LISTED ENTRIES »

--

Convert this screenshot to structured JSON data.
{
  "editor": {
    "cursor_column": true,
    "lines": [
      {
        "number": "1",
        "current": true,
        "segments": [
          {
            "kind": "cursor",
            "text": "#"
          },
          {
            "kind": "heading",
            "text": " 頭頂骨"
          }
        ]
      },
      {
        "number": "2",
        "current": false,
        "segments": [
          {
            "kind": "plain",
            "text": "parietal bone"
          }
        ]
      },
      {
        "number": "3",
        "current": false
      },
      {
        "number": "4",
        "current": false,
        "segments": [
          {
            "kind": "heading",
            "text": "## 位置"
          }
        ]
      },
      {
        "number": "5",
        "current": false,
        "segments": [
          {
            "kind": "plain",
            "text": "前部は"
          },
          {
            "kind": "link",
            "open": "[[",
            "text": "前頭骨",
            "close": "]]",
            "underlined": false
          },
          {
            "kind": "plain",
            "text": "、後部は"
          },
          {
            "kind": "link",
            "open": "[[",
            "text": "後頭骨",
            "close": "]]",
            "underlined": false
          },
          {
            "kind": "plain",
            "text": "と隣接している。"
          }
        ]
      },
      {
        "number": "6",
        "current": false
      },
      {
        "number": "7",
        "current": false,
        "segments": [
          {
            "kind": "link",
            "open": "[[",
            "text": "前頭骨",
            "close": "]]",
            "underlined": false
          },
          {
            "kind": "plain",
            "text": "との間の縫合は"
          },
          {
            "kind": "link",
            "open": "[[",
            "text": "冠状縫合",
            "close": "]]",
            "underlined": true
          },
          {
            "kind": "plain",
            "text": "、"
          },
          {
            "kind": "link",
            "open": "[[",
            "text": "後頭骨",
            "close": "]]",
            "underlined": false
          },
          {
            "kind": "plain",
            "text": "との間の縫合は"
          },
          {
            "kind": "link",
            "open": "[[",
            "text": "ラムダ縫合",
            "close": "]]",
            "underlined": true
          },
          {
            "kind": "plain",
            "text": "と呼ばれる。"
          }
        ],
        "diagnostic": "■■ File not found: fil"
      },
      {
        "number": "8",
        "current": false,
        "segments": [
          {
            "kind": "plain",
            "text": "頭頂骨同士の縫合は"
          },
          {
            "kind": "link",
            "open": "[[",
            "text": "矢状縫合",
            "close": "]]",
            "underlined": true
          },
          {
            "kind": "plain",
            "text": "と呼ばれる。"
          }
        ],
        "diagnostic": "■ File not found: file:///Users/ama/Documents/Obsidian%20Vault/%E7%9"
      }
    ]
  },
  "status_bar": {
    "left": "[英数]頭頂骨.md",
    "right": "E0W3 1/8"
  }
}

--

WRITTEN PROBLEM » Write out the material exactly as given.

WORKED SOLUTION »
Convert this screenshot to structured JSON data.
{
  "editor": {
    "cursor_column": true,
    "lines": [
      {
        "number": "1",
        "current": true,
        "segments": [
          {
            "kind": "cursor",
            "text": "#"
          },
          {
            "kind": "heading",
            "text": " 頭頂骨"
          }
        ]
      },
      {
        "number": "2",
        "current": false,
        "segments": [
          {
            "kind": "plain",
            "text": "parietal bone"
          }
        ]
      },
      {
        "number": "3",
        "current": false
      },
      {
        "number": "4",
        "current": false,
        "segments": [
          {
            "kind": "heading",
            "text": "## 位置"
          }
        ]
      },
      {
        "number": "5",
        "current": false,
        "segments": [
          {
            "kind": "plain",
            "text": "前部は"
          },
          {
            "kind": "link",
            "open": "[[",
            "text": "前頭骨",
            "close": "]]",
            "underlined": false
          },
          {
            "kind": "plain",
            "text": "、後部は"
          },
          {
            "kind": "link",
            "open": "[[",
            "text": "後頭骨",
            "close": "]]",
            "underlined": false
          },
          {
            "kind": "plain",
            "text": "と隣接している。"
          }
        ]
      },
      {
        "number": "6",
        "current": false
      },
      {
        "number": "7",
        "current": false,
        "segments": [
          {
            "kind": "link",
            "open": "[[",
            "text": "前頭骨",
            "close": "]]",
            "underlined": false
          },
          {
            "kind": "plain",
            "text": "との間の縫合は"
          },
          {
            "kind": "link",
            "open": "[[",
            "text": "冠状縫合",
            "close": "]]",
            "underlined": true
          },
          {
            "kind": "plain",
            "text": "、"
          },
          {
            "kind": "link",
            "open": "[[",
            "text": "後頭骨",
            "close": "]]",
            "underlined": false
          },
          {
            "kind": "plain",
            "text": "との間の縫合は"
          },
          {
            "kind": "link",
            "open": "[[",
            "text": "ラムダ縫合",
            "close": "]]",
            "underlined": true
          },
          {
            "kind": "plain",
            "text": "と呼ばれる。"
          }
        ],
        "diagnostic": "■■ File not found: fil"
      },
      {
        "number": "8",
        "current": false,
        "segments": [
          {
            "kind": "plain",
            "text": "頭頂骨同士の縫合は"
          },
          {
            "kind": "link",
            "open": "[[",
            "text": "矢状縫合",
            "close": "]]",
            "underlined": true
          },
          {
            "kind": "plain",
            "text": "と呼ばれる。"
          }
        ],
        "diagnostic": "■ File not found: file:///Users/ama/Documents/Obsidian%20Vault/%E7%9"
      }
    ]
  },
  "status_bar": {
    "left": "[英数]頭頂骨.md",
    "right": "E0W3 1/8"
  }
}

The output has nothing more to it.